What to work on => Where the data below has the string "pictā", return the whole line.

Dataset content =>
◇ ◇ ◇ ◇ ◇
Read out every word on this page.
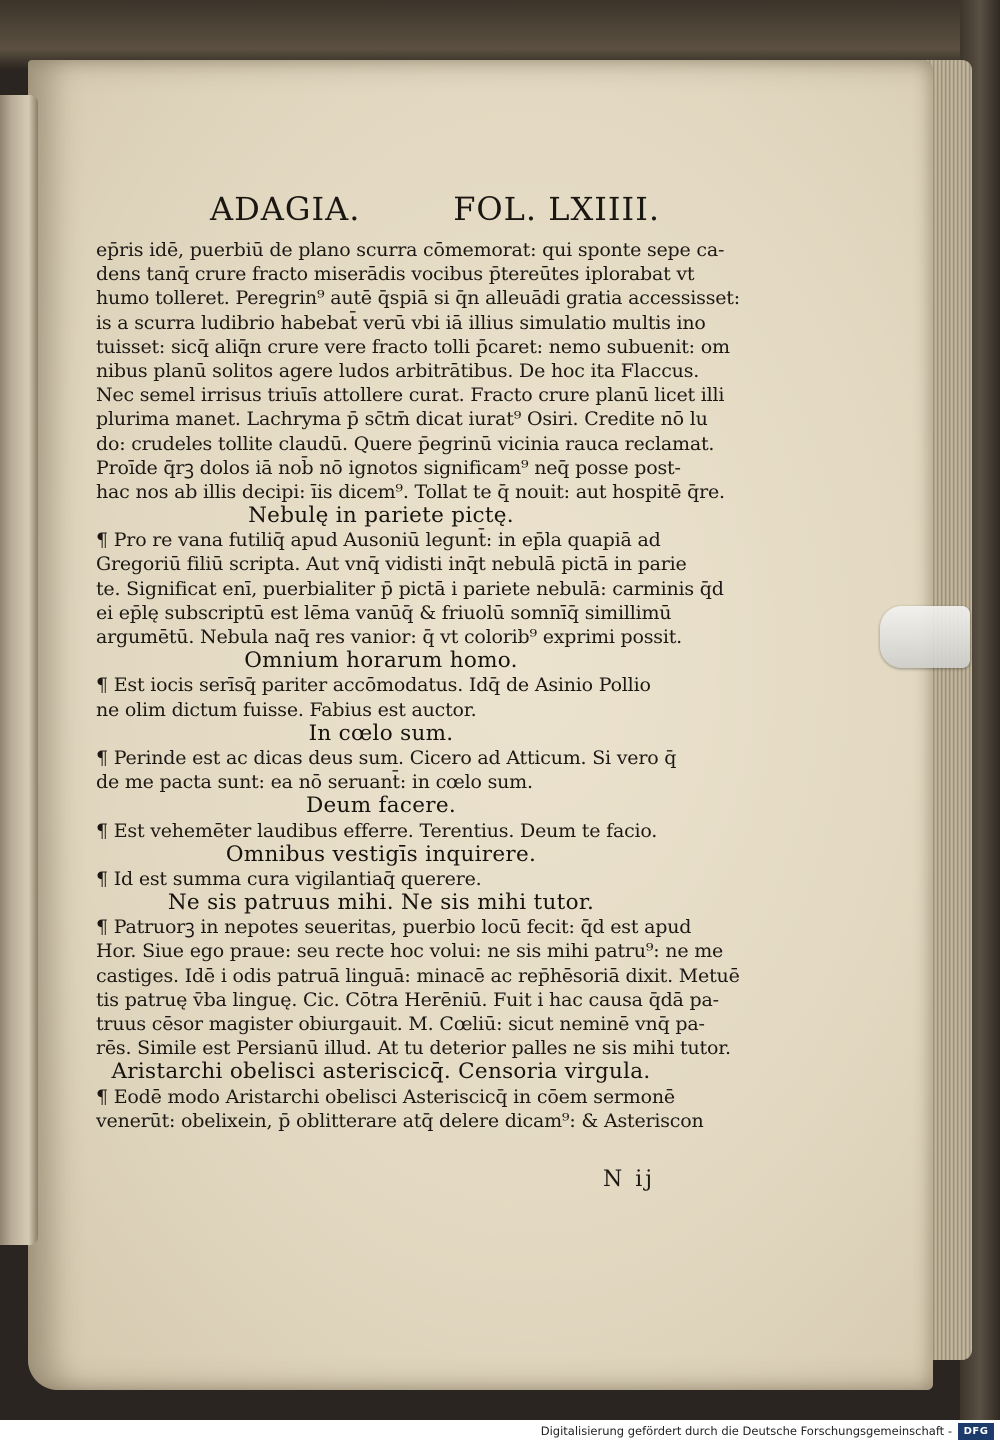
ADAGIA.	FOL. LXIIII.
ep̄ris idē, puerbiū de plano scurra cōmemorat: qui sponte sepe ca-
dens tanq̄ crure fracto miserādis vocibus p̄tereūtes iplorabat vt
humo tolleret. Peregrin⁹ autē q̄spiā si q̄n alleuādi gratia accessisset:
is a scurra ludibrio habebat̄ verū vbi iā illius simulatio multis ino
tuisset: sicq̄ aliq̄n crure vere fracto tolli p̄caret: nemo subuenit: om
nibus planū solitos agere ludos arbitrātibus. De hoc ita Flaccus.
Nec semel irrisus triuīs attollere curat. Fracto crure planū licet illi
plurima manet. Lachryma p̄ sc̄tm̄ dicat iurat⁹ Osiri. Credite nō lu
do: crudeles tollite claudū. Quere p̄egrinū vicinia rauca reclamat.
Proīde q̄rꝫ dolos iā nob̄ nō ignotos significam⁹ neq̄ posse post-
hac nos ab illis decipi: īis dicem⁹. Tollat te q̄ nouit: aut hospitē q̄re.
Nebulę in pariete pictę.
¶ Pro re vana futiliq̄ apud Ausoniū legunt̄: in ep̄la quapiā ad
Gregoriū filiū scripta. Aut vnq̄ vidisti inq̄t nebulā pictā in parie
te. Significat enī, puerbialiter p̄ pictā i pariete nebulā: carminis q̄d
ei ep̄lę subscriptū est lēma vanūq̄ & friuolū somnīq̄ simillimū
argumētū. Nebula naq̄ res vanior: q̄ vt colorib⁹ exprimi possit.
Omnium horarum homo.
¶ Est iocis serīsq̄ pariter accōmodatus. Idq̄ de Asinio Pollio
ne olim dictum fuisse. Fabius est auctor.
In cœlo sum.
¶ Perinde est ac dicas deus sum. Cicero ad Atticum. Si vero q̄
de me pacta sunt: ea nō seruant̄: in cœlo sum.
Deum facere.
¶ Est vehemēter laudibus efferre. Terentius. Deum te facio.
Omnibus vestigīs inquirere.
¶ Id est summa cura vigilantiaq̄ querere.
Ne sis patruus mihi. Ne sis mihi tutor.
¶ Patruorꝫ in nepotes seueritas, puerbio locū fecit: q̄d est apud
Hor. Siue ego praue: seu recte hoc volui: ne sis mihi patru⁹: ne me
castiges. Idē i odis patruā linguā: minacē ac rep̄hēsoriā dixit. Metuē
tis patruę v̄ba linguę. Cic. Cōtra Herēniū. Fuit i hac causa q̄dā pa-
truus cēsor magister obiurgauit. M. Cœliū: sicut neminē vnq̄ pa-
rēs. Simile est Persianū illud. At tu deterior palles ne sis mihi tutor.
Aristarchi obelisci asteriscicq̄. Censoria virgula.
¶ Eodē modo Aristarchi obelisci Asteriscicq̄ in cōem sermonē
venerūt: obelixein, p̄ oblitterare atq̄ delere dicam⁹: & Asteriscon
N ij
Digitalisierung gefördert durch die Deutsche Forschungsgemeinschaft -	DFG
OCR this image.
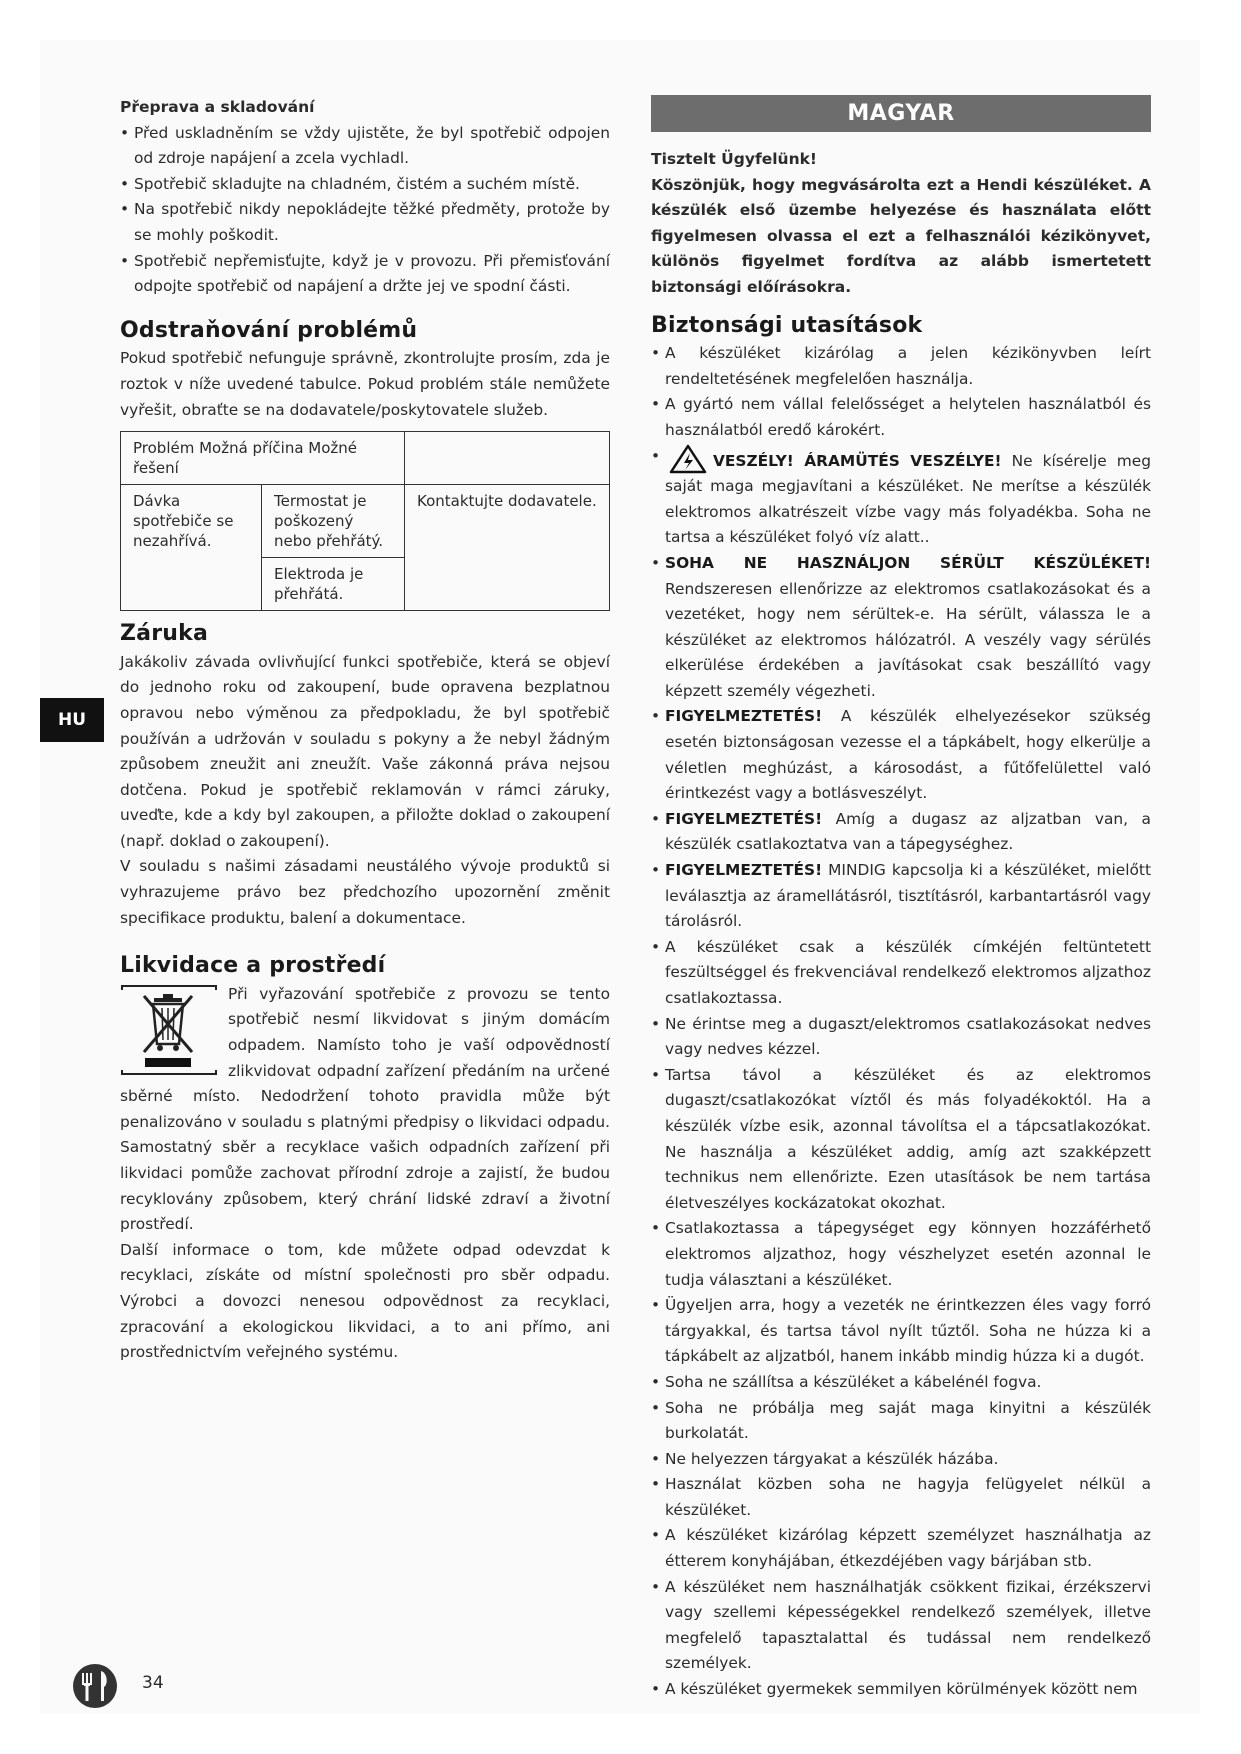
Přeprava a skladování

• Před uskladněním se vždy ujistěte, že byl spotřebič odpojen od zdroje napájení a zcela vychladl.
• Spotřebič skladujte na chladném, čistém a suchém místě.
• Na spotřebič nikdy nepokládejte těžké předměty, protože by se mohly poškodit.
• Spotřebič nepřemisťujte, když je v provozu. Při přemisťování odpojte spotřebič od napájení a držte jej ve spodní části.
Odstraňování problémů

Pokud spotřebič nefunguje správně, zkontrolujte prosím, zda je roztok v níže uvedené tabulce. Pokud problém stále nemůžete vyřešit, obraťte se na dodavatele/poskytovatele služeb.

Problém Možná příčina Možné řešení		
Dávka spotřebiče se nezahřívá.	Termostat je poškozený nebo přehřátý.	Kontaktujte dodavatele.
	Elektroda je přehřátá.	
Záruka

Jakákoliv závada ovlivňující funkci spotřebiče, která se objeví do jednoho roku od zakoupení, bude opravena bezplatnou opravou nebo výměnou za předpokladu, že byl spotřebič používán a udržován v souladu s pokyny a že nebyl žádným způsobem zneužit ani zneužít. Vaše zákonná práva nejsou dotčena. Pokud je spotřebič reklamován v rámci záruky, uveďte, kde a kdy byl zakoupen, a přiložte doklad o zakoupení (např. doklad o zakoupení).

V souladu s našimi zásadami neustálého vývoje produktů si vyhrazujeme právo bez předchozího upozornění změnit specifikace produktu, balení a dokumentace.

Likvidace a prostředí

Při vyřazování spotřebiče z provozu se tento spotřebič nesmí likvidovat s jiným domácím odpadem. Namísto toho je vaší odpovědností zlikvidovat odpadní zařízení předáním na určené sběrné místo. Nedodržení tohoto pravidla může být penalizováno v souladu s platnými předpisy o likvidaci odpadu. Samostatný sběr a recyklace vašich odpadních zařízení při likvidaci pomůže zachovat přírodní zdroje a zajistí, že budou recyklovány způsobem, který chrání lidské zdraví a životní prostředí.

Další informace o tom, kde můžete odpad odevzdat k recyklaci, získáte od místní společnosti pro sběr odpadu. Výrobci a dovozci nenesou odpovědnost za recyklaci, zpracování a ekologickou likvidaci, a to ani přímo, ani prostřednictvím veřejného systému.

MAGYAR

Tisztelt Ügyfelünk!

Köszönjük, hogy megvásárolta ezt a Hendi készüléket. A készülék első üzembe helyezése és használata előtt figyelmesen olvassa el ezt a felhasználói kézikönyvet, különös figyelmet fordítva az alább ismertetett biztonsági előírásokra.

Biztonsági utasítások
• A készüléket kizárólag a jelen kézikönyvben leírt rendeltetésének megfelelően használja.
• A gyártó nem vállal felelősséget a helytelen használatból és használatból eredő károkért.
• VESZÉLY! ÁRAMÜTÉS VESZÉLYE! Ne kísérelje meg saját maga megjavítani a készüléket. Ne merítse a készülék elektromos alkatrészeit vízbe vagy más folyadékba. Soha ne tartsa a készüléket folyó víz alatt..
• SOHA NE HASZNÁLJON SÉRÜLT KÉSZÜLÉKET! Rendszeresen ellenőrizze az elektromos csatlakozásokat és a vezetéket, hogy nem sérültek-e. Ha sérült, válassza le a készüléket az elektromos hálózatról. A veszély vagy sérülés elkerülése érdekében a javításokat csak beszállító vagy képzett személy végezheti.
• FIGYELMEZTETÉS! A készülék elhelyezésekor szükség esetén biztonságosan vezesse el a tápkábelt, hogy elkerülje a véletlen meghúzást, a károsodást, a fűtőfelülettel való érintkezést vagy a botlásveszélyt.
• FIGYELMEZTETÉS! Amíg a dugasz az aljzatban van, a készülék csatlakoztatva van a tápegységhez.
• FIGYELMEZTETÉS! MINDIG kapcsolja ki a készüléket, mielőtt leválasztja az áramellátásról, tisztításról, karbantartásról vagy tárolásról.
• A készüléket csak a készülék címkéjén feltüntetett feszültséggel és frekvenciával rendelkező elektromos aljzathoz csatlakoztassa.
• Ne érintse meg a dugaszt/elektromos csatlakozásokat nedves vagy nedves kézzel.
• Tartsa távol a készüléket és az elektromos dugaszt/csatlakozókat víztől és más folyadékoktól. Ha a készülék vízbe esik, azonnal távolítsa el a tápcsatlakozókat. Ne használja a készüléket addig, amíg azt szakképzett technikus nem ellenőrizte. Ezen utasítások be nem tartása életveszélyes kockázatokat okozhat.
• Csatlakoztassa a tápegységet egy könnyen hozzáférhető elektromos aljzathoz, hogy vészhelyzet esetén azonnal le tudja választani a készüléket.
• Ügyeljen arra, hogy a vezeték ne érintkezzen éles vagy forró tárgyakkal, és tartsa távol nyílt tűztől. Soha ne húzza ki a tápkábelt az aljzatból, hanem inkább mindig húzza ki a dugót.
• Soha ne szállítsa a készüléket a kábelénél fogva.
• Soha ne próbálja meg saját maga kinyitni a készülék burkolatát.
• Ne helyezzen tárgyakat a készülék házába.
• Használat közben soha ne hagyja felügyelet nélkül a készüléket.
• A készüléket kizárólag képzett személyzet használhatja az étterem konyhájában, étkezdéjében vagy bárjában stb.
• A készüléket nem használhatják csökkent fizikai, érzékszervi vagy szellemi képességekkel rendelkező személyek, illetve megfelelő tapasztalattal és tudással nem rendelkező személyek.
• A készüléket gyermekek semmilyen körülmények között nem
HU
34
◇ ◇ ◇ ◇ ◇
Answer to the problem =>
Gregoriū filiū scripta. Aut vnq̄ vidisti inq̄t nebulā pictā in parie
te. Significat enī, puerbialiter p̄ pictā i pariete nebulā: carminis q̄d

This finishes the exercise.